:: Figure collection entries ::
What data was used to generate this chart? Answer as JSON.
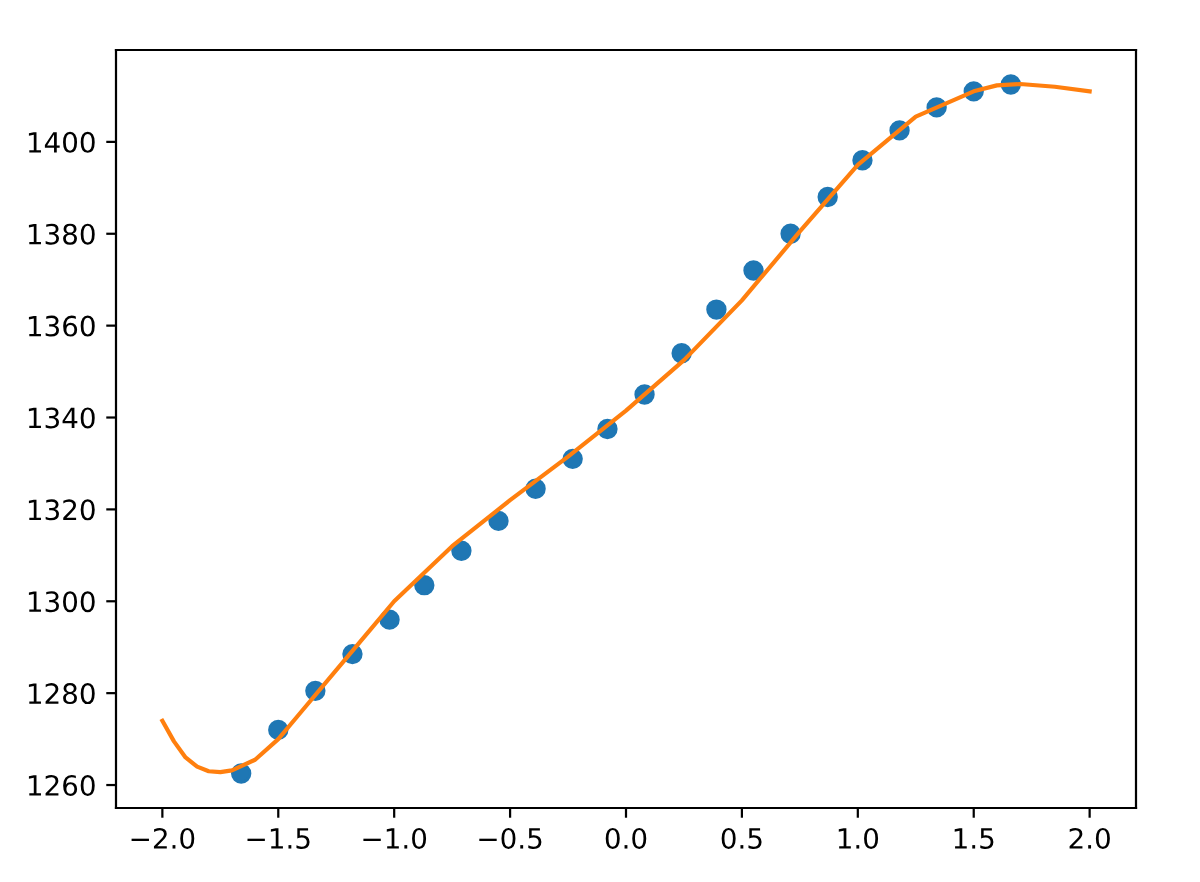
{
  "chart_data": {
    "type": "scatter",
    "xlim": [
      -2.2,
      2.2
    ],
    "ylim": [
      1255,
      1420
    ],
    "xticks": [
      {
        "value": -2.0,
        "label": "−2.0"
      },
      {
        "value": -1.5,
        "label": "−1.5"
      },
      {
        "value": -1.0,
        "label": "−1.0"
      },
      {
        "value": -0.5,
        "label": "−0.5"
      },
      {
        "value": 0.0,
        "label": "0.0"
      },
      {
        "value": 0.5,
        "label": "0.5"
      },
      {
        "value": 1.0,
        "label": "1.0"
      },
      {
        "value": 1.5,
        "label": "1.5"
      },
      {
        "value": 2.0,
        "label": "2.0"
      }
    ],
    "yticks": [
      1260,
      1280,
      1300,
      1320,
      1340,
      1360,
      1380,
      1400
    ],
    "grid": false,
    "legend": false,
    "series": [
      {
        "color": "#1f77b4",
        "marker": "circle",
        "x": [
          -1.66,
          -1.5,
          -1.34,
          -1.18,
          -1.02,
          -0.87,
          -0.71,
          -0.55,
          -0.39,
          -0.23,
          -0.08,
          0.08,
          0.24,
          0.39,
          0.55,
          0.71,
          0.87,
          1.02,
          1.18,
          1.34,
          1.5,
          1.66
        ],
        "values": [
          1262.5,
          1272,
          1280.5,
          1288.5,
          1296,
          1303.5,
          1311,
          1317.5,
          1324.5,
          1331,
          1337.5,
          1345,
          1354,
          1363.5,
          1372,
          1380,
          1388,
          1396,
          1402.5,
          1407.5,
          1411,
          1412.5
        ]
      },
      {
        "type": "line",
        "color": "#ff7f0e",
        "line_style": "solid",
        "x": [
          -2.0,
          -1.95,
          -1.9,
          -1.85,
          -1.8,
          -1.75,
          -1.7,
          -1.6,
          -1.5,
          -1.4,
          -1.25,
          -1.1,
          -1.0,
          -0.75,
          -0.5,
          -0.25,
          0.0,
          0.25,
          0.5,
          0.75,
          1.0,
          1.25,
          1.5,
          1.6,
          1.7,
          1.85,
          2.0
        ],
        "values": [
          1274,
          1269.5,
          1266,
          1264,
          1263,
          1262.8,
          1263.2,
          1265.5,
          1270,
          1276,
          1285,
          1294,
          1300,
          1312,
          1322,
          1331.5,
          1341.5,
          1352.5,
          1365.5,
          1380.5,
          1395,
          1405.5,
          1411,
          1412.3,
          1412.6,
          1412,
          1411
        ]
      }
    ]
  }
}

:: Task description ::
Copy out the data above exactly, except the pictures.

:: Problem solution ::
What data was used to generate this chart? Answer as JSON.
{
  "chart_data": {
    "type": "scatter",
    "xlim": [
      -2.2,
      2.2
    ],
    "ylim": [
      1255,
      1420
    ],
    "xticks": [
      {
        "value": -2.0,
        "label": "−2.0"
      },
      {
        "value": -1.5,
        "label": "−1.5"
      },
      {
        "value": -1.0,
        "label": "−1.0"
      },
      {
        "value": -0.5,
        "label": "−0.5"
      },
      {
        "value": 0.0,
        "label": "0.0"
      },
      {
        "value": 0.5,
        "label": "0.5"
      },
      {
        "value": 1.0,
        "label": "1.0"
      },
      {
        "value": 1.5,
        "label": "1.5"
      },
      {
        "value": 2.0,
        "label": "2.0"
      }
    ],
    "yticks": [
      1260,
      1280,
      1300,
      1320,
      1340,
      1360,
      1380,
      1400
    ],
    "grid": false,
    "legend": false,
    "series": [
      {
        "color": "#1f77b4",
        "marker": "circle",
        "x": [
          -1.66,
          -1.5,
          -1.34,
          -1.18,
          -1.02,
          -0.87,
          -0.71,
          -0.55,
          -0.39,
          -0.23,
          -0.08,
          0.08,
          0.24,
          0.39,
          0.55,
          0.71,
          0.87,
          1.02,
          1.18,
          1.34,
          1.5,
          1.66
        ],
        "values": [
          1262.5,
          1272,
          1280.5,
          1288.5,
          1296,
          1303.5,
          1311,
          1317.5,
          1324.5,
          1331,
          1337.5,
          1345,
          1354,
          1363.5,
          1372,
          1380,
          1388,
          1396,
          1402.5,
          1407.5,
          1411,
          1412.5
        ]
      },
      {
        "type": "line",
        "color": "#ff7f0e",
        "line_style": "solid",
        "x": [
          -2.0,
          -1.95,
          -1.9,
          -1.85,
          -1.8,
          -1.75,
          -1.7,
          -1.6,
          -1.5,
          -1.4,
          -1.25,
          -1.1,
          -1.0,
          -0.75,
          -0.5,
          -0.25,
          0.0,
          0.25,
          0.5,
          0.75,
          1.0,
          1.25,
          1.5,
          1.6,
          1.7,
          1.85,
          2.0
        ],
        "values": [
          1274,
          1269.5,
          1266,
          1264,
          1263,
          1262.8,
          1263.2,
          1265.5,
          1270,
          1276,
          1285,
          1294,
          1300,
          1312,
          1322,
          1331.5,
          1341.5,
          1352.5,
          1365.5,
          1380.5,
          1395,
          1405.5,
          1411,
          1412.3,
          1412.6,
          1412,
          1411
        ]
      }
    ]
  }
}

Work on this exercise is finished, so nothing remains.